Exercise goal →
Spot each line in the records below where the word "alignment" occurs, then copy it.
==== Information shown
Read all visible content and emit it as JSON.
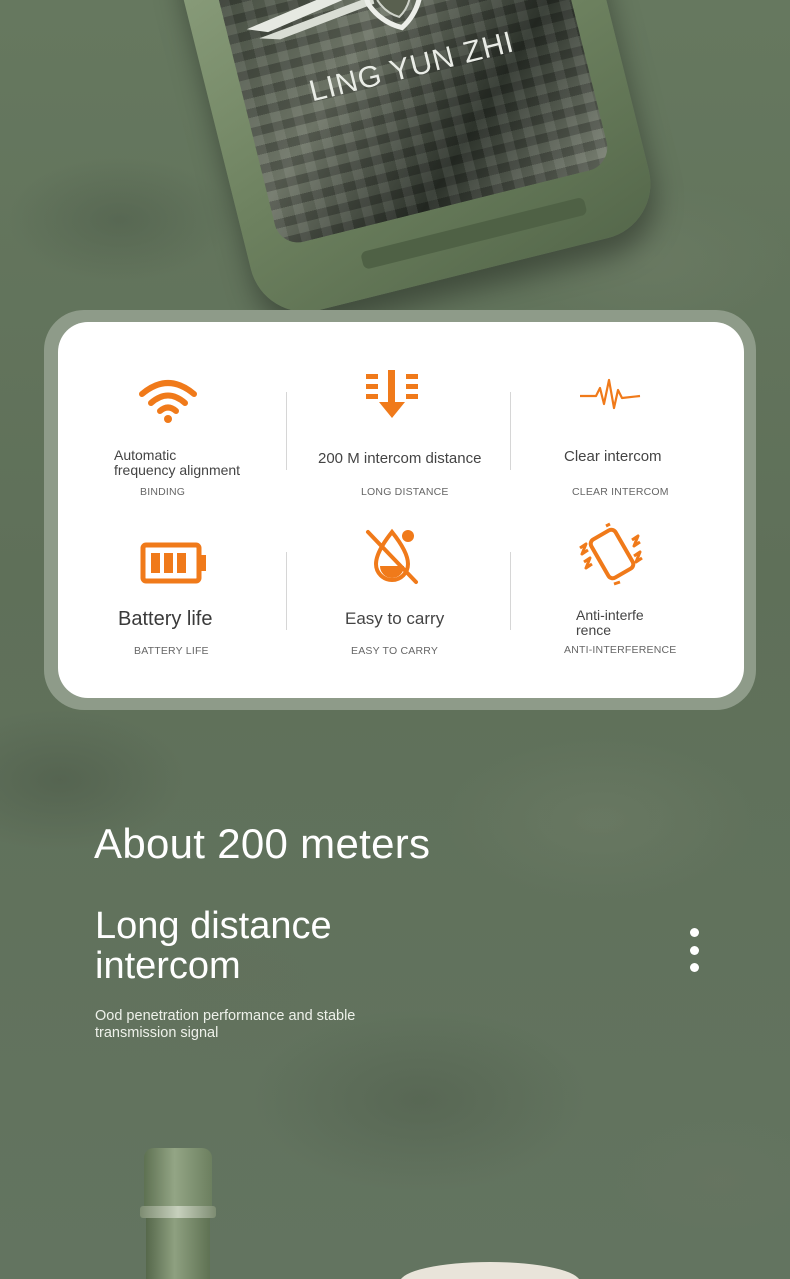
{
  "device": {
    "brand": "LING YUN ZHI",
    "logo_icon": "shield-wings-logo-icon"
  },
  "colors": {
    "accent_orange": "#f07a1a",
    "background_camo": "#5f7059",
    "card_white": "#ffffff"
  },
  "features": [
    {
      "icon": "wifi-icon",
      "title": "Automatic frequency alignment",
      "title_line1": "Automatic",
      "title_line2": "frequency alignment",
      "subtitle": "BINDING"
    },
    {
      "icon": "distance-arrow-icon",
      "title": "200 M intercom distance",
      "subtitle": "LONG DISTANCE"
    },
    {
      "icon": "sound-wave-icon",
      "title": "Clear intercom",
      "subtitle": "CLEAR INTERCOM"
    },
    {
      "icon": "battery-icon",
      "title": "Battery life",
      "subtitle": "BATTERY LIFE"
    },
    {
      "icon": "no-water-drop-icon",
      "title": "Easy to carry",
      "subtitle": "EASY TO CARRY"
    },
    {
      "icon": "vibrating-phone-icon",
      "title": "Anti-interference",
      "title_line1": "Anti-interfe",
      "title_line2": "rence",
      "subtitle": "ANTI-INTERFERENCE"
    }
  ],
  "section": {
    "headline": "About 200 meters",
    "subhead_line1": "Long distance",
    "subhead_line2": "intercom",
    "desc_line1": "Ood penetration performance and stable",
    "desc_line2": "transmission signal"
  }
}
========
Exercise solution →
      "title": "Automatic frequency alignment",
      "title_line2": "frequency alignment",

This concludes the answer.